STORED DATA:
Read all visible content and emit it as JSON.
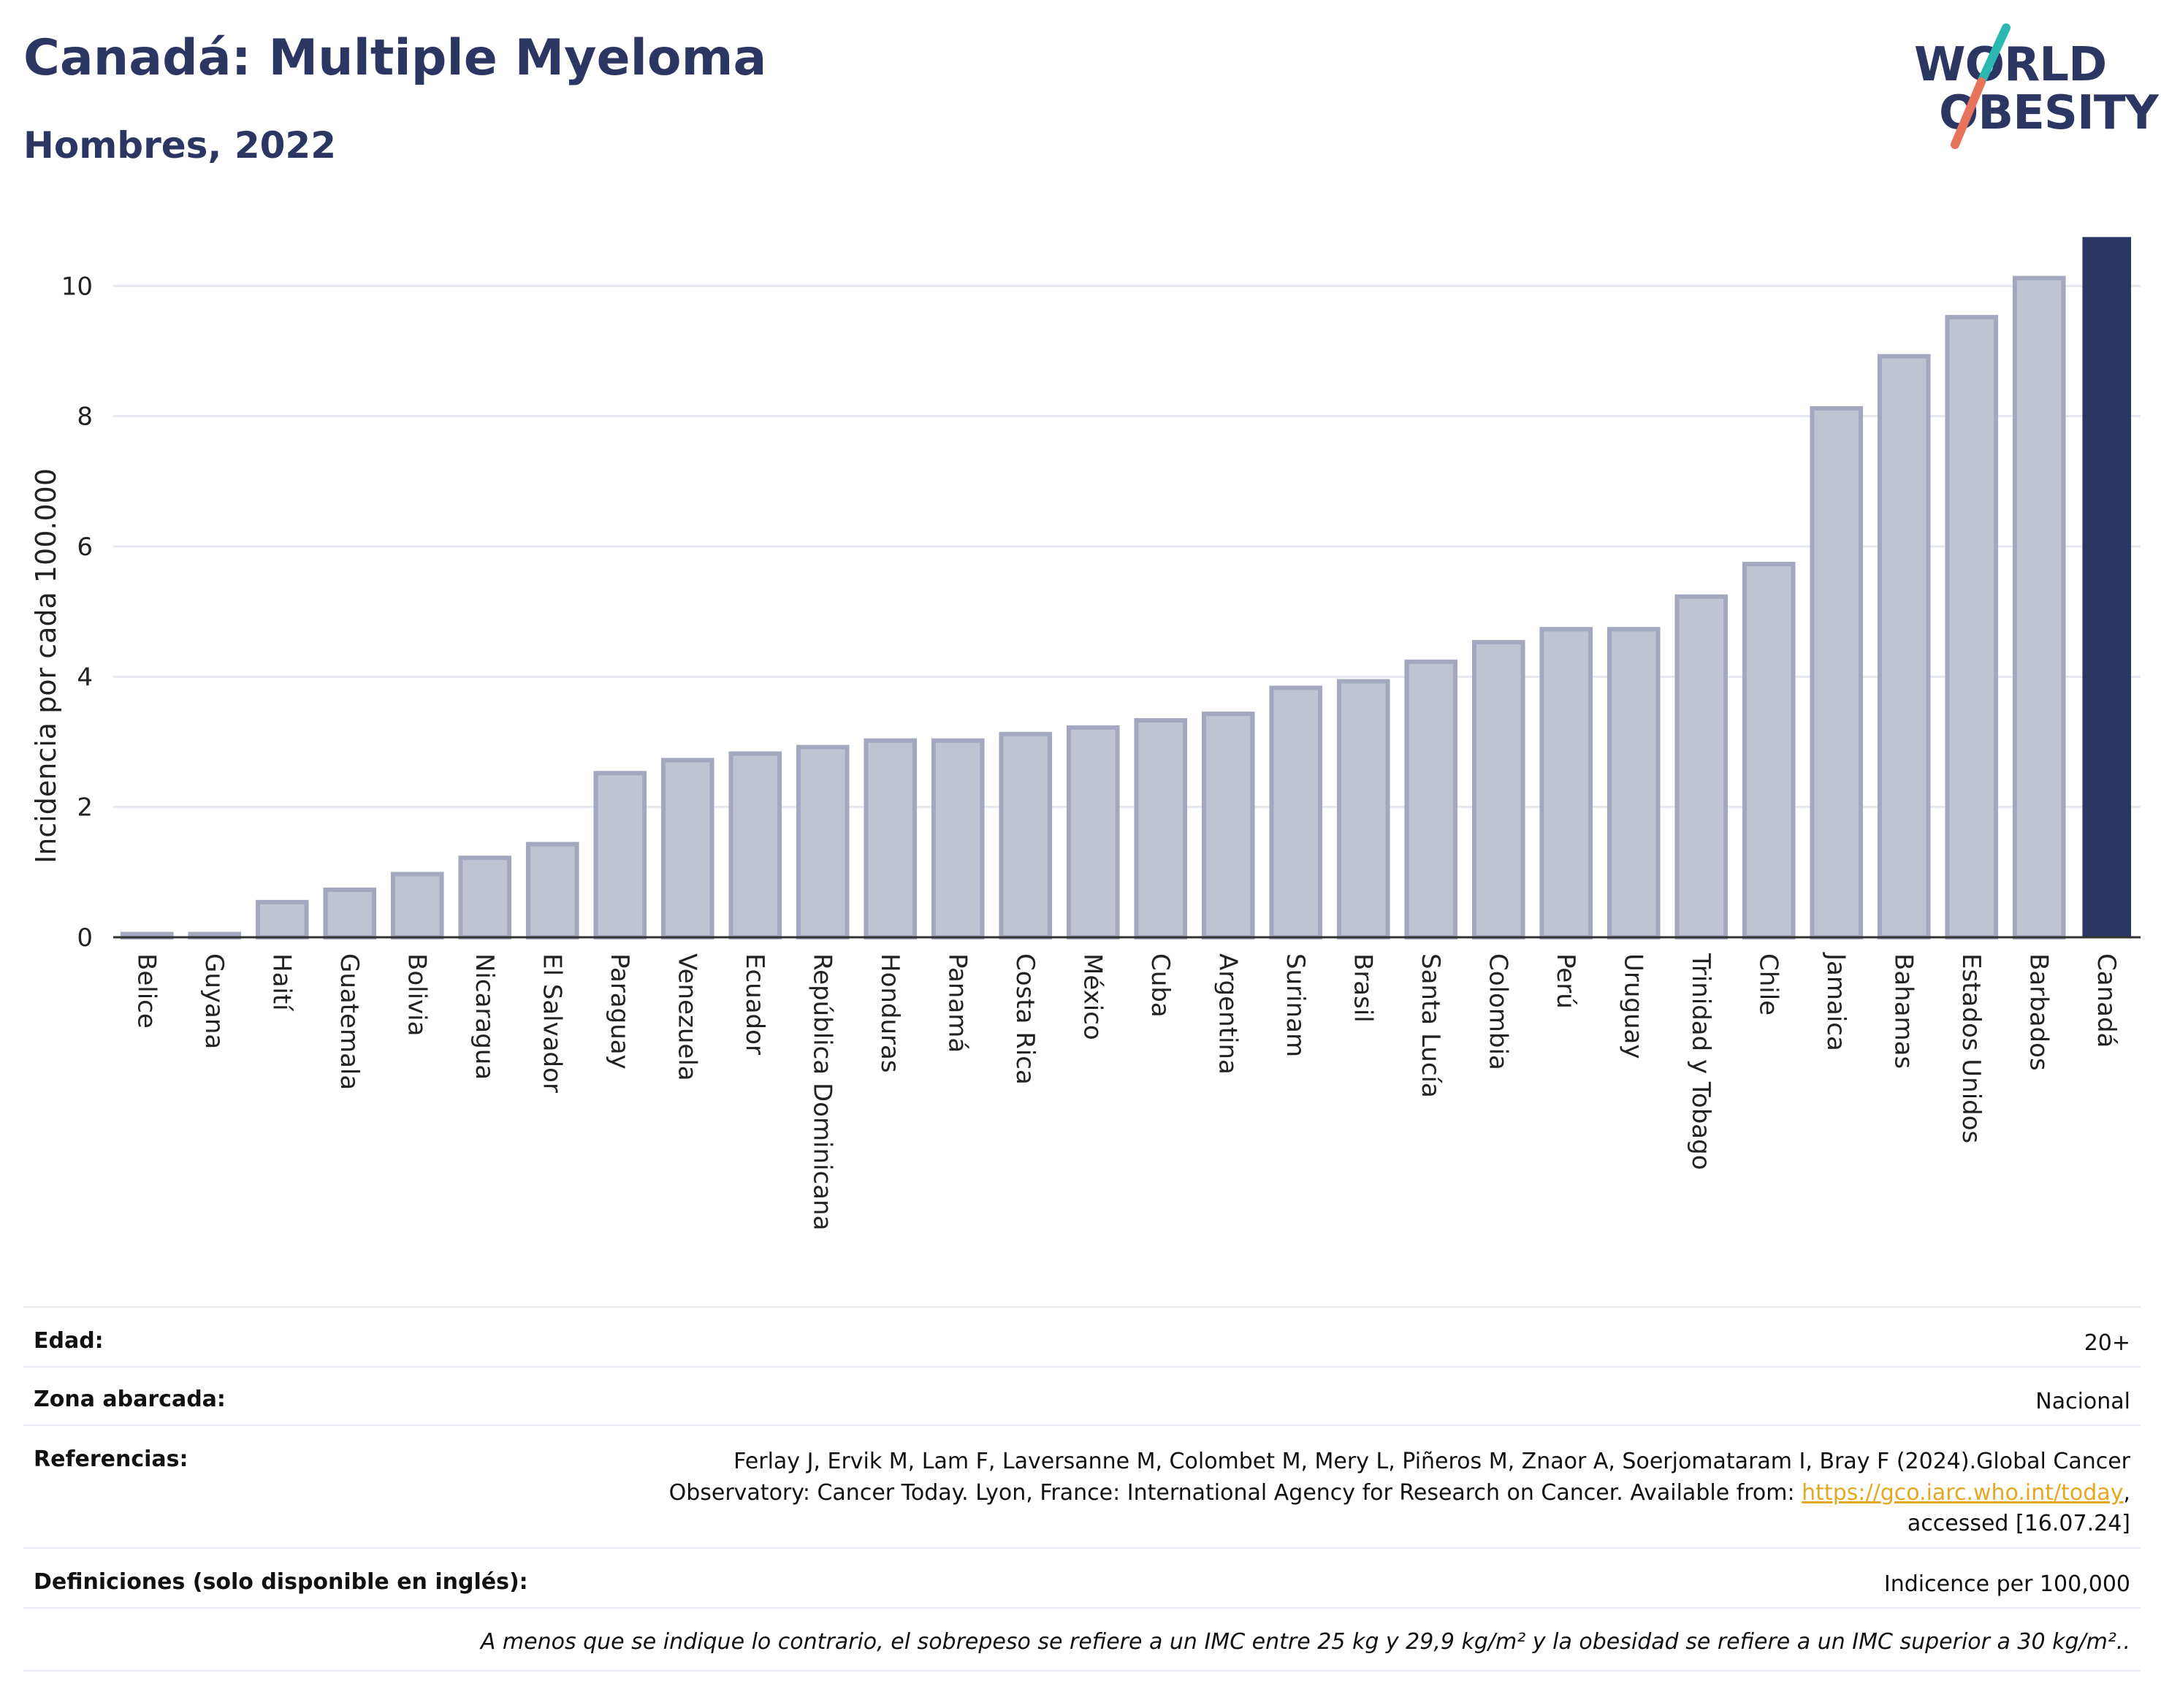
{
  "header": {
    "title": "Canadá: Multiple Myeloma",
    "subtitle": "Hombres, 2022"
  },
  "logo": {
    "line1": "WORLD",
    "line2": "OBESITY",
    "colors": {
      "text": "#2b3663",
      "slash_top": "#2bb7b2",
      "slash_bottom": "#e8735c"
    }
  },
  "chart_data": {
    "type": "bar",
    "ylabel": "Incidencia por cada 100.000",
    "ylim": [
      0,
      10.8
    ],
    "yticks": [
      0,
      2,
      4,
      6,
      8,
      10
    ],
    "grid": true,
    "highlight": "Canadá",
    "colors": {
      "bar": "#c0c3d1",
      "bar_border": "#a3a7bf",
      "highlight": "#2b3663",
      "grid": "#e6e8ef"
    },
    "categories": [
      "Belice",
      "Guyana",
      "Haití",
      "Guatemala",
      "Bolivia",
      "Nicaragua",
      "El Salvador",
      "Paraguay",
      "Venezuela",
      "Ecuador",
      "República Dominicana",
      "Honduras",
      "Panamá",
      "Costa Rica",
      "México",
      "Cuba",
      "Argentina",
      "Surinam",
      "Brasil",
      "Santa Lucía",
      "Colombia",
      "Perú",
      "Uruguay",
      "Trinidad y Tobago",
      "Chile",
      "Jamaica",
      "Bahamas",
      "Estados Unidos",
      "Barbados",
      "Canadá"
    ],
    "values": [
      0.05,
      0.05,
      0.54,
      0.73,
      0.97,
      1.22,
      1.43,
      2.52,
      2.72,
      2.82,
      2.92,
      3.02,
      3.02,
      3.12,
      3.22,
      3.33,
      3.43,
      3.83,
      3.93,
      4.23,
      4.53,
      4.73,
      4.73,
      5.23,
      5.73,
      8.12,
      8.92,
      9.52,
      10.12,
      10.75
    ]
  },
  "meta": {
    "edad_label": "Edad:",
    "edad_value": "20+",
    "zona_label": "Zona abarcada:",
    "zona_value": "Nacional",
    "ref_label": "Referencias:",
    "ref_line1": "Ferlay J, Ervik M, Lam F, Laversanne M, Colombet M, Mery L, Piñeros M, Znaor A, Soerjomataram I, Bray F (2024).Global Cancer",
    "ref_line2_pre": "Observatory: Cancer Today. Lyon, France: International Agency for Research on Cancer. Available from: ",
    "ref_link": "https://gco.iarc.who.int/today",
    "ref_line2_post": ",",
    "ref_line3": "accessed [16.07.24]",
    "def_label": "Definiciones (solo disponible en inglés):",
    "def_value": "Indicence per 100,000",
    "note": "A menos que se indique lo contrario, el sobrepeso se refiere a un IMC entre 25 kg y 29,9 kg/m² y la obesidad se refiere a un IMC superior a 30 kg/m².."
  }
}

TASK DETAILS:
Repeat the listing above exactly, with no pictures.

TASK RESULT:
Read all visible content and emit it as JSON.
{
  "header": {
    "title": "Canadá: Multiple Myeloma",
    "subtitle": "Hombres, 2022"
  },
  "logo": {
    "line1": "WORLD",
    "line2": "OBESITY",
    "colors": {
      "text": "#2b3663",
      "slash_top": "#2bb7b2",
      "slash_bottom": "#e8735c"
    }
  },
  "chart_data": {
    "type": "bar",
    "ylabel": "Incidencia por cada 100.000",
    "ylim": [
      0,
      10.8
    ],
    "yticks": [
      0,
      2,
      4,
      6,
      8,
      10
    ],
    "grid": true,
    "highlight": "Canadá",
    "colors": {
      "bar": "#c0c3d1",
      "bar_border": "#a3a7bf",
      "highlight": "#2b3663",
      "grid": "#e6e8ef"
    },
    "categories": [
      "Belice",
      "Guyana",
      "Haití",
      "Guatemala",
      "Bolivia",
      "Nicaragua",
      "El Salvador",
      "Paraguay",
      "Venezuela",
      "Ecuador",
      "República Dominicana",
      "Honduras",
      "Panamá",
      "Costa Rica",
      "México",
      "Cuba",
      "Argentina",
      "Surinam",
      "Brasil",
      "Santa Lucía",
      "Colombia",
      "Perú",
      "Uruguay",
      "Trinidad y Tobago",
      "Chile",
      "Jamaica",
      "Bahamas",
      "Estados Unidos",
      "Barbados",
      "Canadá"
    ],
    "values": [
      0.05,
      0.05,
      0.54,
      0.73,
      0.97,
      1.22,
      1.43,
      2.52,
      2.72,
      2.82,
      2.92,
      3.02,
      3.02,
      3.12,
      3.22,
      3.33,
      3.43,
      3.83,
      3.93,
      4.23,
      4.53,
      4.73,
      4.73,
      5.23,
      5.73,
      8.12,
      8.92,
      9.52,
      10.12,
      10.75
    ]
  },
  "meta": {
    "edad_label": "Edad:",
    "edad_value": "20+",
    "zona_label": "Zona abarcada:",
    "zona_value": "Nacional",
    "ref_label": "Referencias:",
    "ref_line1": "Ferlay J, Ervik M, Lam F, Laversanne M, Colombet M, Mery L, Piñeros M, Znaor A, Soerjomataram I, Bray F (2024).Global Cancer",
    "ref_line2_pre": "Observatory: Cancer Today. Lyon, France: International Agency for Research on Cancer. Available from: ",
    "ref_link": "https://gco.iarc.who.int/today",
    "ref_line2_post": ",",
    "ref_line3": "accessed [16.07.24]",
    "def_label": "Definiciones (solo disponible en inglés):",
    "def_value": "Indicence per 100,000",
    "note": "A menos que se indique lo contrario, el sobrepeso se refiere a un IMC entre 25 kg y 29,9 kg/m² y la obesidad se refiere a un IMC superior a 30 kg/m².."
  }
}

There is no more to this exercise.